→ Written problem:
Every record below should be written out exactly; pictures stay out.

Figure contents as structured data

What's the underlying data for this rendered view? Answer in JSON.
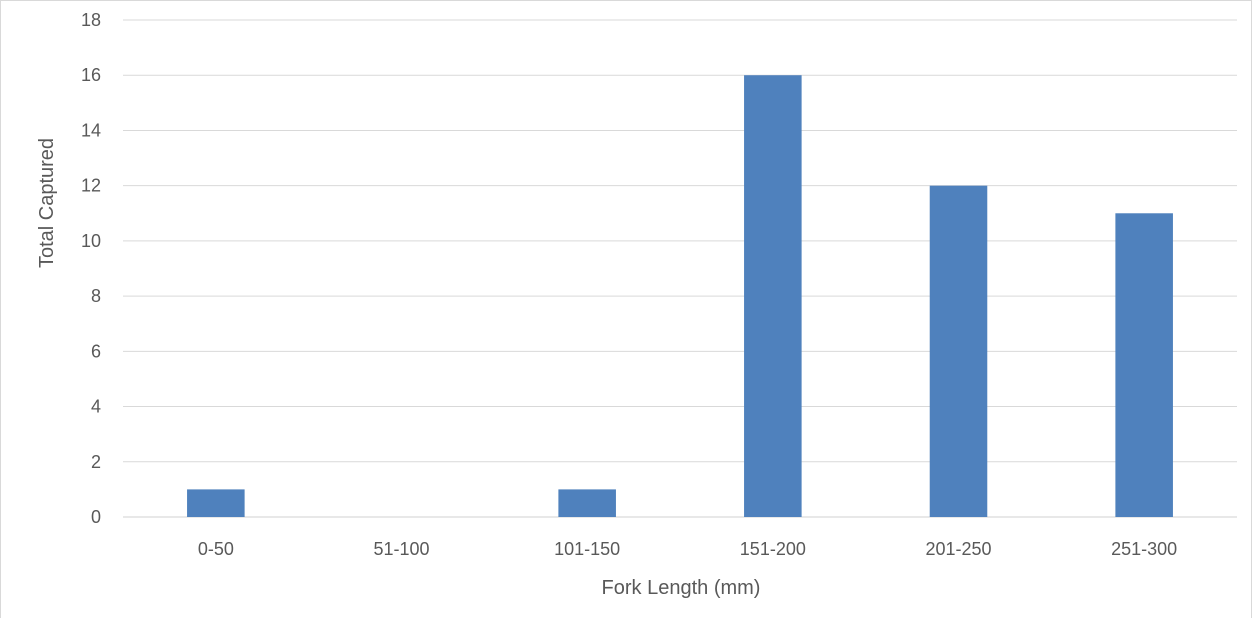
{
  "chart_data": {
    "type": "bar",
    "categories": [
      "0-50",
      "51-100",
      "101-150",
      "151-200",
      "201-250",
      "251-300"
    ],
    "values": [
      1,
      0,
      1,
      16,
      12,
      11
    ],
    "xlabel": "Fork Length (mm)",
    "ylabel": "Total Captured",
    "ylim": [
      0,
      18
    ],
    "yticks": [
      0,
      2,
      4,
      6,
      8,
      10,
      12,
      14,
      16,
      18
    ],
    "grid": true,
    "legend": "none",
    "bar_color": "#4f81bd"
  }
}
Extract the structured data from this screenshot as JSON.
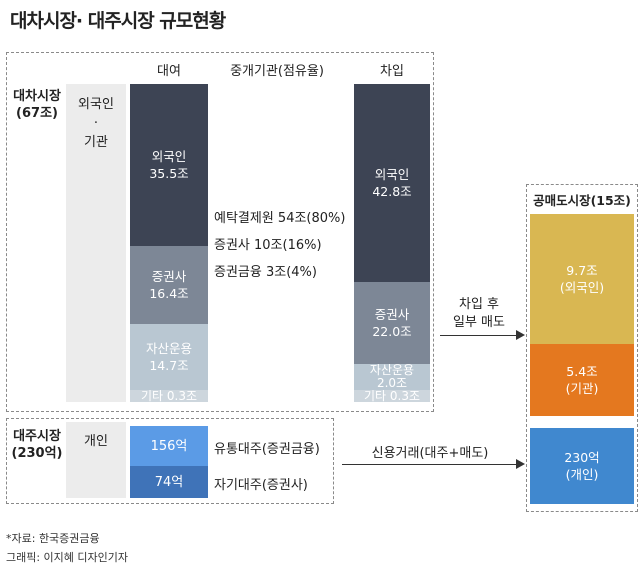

→ Result of this task:
What's the underlying data for this rendered view? Answer in JSON.
{
  "chart_data": {
    "type": "bar",
    "categories": [
      "0-50",
      "51-100",
      "101-150",
      "151-200",
      "201-250",
      "251-300"
    ],
    "values": [
      1,
      0,
      1,
      16,
      12,
      11
    ],
    "xlabel": "Fork Length (mm)",
    "ylabel": "Total Captured",
    "ylim": [
      0,
      18
    ],
    "yticks": [
      0,
      2,
      4,
      6,
      8,
      10,
      12,
      14,
      16,
      18
    ],
    "grid": true,
    "legend": "none",
    "bar_color": "#4f81bd"
  }
}
Extract the structured data from this screenshot as JSON.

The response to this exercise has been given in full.